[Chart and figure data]
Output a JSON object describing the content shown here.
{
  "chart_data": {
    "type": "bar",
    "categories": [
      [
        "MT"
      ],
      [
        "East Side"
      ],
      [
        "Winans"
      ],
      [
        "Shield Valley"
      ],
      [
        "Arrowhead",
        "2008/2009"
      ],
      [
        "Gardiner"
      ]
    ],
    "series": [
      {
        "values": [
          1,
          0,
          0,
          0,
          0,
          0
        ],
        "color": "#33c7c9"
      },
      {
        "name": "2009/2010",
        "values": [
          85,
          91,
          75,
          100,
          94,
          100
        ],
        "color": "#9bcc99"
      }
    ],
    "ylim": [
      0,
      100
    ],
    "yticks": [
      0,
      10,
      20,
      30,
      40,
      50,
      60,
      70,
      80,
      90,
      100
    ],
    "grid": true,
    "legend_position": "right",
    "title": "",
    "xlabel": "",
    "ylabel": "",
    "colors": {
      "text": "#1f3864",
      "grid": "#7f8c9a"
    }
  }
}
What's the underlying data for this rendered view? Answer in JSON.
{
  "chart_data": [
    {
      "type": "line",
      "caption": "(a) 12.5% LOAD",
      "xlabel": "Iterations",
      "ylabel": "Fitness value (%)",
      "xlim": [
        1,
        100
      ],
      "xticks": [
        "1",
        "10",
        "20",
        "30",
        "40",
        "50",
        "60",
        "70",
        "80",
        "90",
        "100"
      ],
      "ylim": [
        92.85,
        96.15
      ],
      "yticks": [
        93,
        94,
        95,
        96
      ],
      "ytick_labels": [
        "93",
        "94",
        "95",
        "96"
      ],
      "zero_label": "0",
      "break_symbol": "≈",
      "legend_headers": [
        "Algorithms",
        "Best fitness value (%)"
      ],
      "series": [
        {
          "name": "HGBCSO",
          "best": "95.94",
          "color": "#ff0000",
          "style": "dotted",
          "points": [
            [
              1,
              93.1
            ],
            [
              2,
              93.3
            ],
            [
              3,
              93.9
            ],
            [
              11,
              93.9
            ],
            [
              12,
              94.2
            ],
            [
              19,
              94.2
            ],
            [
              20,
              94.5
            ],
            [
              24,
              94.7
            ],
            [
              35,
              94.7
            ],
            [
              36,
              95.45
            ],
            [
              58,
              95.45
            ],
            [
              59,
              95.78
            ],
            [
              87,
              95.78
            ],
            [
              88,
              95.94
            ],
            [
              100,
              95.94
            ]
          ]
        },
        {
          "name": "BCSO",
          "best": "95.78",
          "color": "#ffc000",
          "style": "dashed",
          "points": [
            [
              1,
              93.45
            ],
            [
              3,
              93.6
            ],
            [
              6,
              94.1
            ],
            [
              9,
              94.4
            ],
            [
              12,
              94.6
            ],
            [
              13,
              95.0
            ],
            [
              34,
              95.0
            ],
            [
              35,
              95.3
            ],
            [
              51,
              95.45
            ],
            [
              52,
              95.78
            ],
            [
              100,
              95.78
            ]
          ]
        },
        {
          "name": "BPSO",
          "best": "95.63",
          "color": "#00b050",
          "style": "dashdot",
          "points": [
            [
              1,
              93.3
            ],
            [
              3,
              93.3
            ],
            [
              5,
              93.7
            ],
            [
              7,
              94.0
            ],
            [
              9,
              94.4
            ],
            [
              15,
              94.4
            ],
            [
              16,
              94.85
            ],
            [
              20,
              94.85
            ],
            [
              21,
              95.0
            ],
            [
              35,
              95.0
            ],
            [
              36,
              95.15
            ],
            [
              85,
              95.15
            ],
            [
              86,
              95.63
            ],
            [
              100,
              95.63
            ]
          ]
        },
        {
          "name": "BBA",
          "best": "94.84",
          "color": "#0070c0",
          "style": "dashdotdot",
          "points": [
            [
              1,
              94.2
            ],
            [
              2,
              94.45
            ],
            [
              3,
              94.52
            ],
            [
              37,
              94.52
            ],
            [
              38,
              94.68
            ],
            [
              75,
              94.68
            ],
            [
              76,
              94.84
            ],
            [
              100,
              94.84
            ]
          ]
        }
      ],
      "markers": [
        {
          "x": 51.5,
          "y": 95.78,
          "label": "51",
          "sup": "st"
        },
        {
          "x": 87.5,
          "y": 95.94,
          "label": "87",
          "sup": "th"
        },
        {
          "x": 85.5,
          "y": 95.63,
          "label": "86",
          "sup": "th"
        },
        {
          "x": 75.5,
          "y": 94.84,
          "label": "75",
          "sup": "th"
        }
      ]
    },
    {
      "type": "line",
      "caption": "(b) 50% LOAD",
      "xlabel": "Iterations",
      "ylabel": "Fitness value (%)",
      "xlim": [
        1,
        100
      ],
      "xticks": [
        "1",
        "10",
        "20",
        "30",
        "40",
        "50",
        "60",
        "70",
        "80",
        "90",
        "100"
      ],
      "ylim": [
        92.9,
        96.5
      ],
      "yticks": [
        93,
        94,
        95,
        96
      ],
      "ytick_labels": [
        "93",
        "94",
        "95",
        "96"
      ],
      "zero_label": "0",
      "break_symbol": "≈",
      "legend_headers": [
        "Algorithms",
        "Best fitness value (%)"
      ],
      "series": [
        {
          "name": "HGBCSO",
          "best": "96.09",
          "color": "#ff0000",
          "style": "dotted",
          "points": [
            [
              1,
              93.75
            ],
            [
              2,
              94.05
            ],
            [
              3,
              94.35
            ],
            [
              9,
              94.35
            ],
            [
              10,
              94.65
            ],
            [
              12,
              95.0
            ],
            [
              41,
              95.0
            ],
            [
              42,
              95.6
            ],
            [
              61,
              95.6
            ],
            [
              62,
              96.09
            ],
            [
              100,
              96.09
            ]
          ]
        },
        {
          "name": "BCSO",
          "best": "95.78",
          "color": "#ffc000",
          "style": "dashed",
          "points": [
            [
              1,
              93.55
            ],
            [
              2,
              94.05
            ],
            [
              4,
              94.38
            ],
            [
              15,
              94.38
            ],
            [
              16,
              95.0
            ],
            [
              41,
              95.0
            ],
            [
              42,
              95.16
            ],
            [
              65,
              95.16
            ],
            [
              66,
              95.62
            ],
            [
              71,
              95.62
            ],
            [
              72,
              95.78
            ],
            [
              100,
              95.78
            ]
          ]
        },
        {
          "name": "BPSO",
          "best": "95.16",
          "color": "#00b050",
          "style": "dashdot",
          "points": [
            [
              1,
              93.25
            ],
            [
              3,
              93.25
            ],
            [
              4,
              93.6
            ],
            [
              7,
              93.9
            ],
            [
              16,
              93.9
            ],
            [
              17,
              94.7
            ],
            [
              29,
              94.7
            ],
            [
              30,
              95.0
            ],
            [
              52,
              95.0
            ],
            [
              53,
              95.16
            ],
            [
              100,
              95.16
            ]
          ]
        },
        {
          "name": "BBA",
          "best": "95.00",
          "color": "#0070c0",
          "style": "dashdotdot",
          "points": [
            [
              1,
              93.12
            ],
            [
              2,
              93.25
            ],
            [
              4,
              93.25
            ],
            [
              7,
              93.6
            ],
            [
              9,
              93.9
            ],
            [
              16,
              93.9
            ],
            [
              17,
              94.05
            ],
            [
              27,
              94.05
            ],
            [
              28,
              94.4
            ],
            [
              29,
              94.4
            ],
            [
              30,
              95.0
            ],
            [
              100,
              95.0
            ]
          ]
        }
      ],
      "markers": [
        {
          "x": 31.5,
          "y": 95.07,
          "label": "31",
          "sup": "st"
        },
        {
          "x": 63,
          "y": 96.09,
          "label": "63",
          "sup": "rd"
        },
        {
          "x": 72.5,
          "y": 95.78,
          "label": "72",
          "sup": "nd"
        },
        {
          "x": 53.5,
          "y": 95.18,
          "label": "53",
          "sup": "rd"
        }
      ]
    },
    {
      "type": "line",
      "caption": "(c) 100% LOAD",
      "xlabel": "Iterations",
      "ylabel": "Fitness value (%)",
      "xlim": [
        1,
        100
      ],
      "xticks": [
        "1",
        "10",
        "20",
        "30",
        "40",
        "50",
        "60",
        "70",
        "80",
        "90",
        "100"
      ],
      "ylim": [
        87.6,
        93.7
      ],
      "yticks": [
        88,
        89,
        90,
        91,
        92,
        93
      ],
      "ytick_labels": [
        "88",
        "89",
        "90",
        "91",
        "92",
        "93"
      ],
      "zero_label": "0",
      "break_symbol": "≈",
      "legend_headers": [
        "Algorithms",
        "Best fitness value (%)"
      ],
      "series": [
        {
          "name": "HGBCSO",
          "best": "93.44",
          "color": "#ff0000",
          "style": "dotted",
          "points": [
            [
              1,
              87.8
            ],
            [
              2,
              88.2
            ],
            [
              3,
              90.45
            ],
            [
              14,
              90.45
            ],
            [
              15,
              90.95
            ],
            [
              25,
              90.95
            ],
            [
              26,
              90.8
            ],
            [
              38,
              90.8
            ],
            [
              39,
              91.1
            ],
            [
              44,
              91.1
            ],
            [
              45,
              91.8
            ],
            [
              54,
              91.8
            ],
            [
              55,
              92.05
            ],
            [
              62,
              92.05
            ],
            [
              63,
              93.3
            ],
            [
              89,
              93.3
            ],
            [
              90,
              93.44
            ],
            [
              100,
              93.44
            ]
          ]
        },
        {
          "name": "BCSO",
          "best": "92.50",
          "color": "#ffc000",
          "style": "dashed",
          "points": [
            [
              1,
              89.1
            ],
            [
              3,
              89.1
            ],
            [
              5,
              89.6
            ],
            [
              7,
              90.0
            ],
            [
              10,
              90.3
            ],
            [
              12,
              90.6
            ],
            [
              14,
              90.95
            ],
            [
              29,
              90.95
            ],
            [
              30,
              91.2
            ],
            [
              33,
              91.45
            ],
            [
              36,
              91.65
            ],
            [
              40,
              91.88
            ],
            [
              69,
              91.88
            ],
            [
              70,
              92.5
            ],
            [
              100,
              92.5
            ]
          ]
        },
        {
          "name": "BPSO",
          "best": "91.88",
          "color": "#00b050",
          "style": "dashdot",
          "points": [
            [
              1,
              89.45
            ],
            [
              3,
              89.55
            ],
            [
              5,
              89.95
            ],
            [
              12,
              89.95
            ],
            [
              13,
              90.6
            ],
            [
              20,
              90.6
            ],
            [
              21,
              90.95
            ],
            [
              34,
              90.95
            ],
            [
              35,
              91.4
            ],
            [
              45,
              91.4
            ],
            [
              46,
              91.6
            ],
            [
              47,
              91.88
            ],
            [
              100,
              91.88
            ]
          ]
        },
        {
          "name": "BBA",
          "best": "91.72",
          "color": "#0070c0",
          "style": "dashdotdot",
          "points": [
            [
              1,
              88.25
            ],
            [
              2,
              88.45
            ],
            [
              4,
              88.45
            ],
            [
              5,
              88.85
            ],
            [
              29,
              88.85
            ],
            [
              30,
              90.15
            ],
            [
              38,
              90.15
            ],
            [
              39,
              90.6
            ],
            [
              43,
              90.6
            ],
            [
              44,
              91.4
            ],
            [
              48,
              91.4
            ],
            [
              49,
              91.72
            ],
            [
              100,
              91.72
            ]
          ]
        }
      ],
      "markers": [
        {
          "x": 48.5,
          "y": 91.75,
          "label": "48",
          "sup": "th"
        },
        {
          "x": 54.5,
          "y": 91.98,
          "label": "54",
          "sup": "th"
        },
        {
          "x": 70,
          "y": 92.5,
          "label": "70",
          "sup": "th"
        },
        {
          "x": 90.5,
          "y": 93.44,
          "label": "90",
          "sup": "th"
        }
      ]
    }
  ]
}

AIM OF THE TASK: Check all the records above and select each line where the string "LOAD" is found.

FINISHED TASK:
      "caption": "(a) 12.5% LOAD",
      "caption": "(b) 50% LOAD",
      "caption": "(c) 100% LOAD",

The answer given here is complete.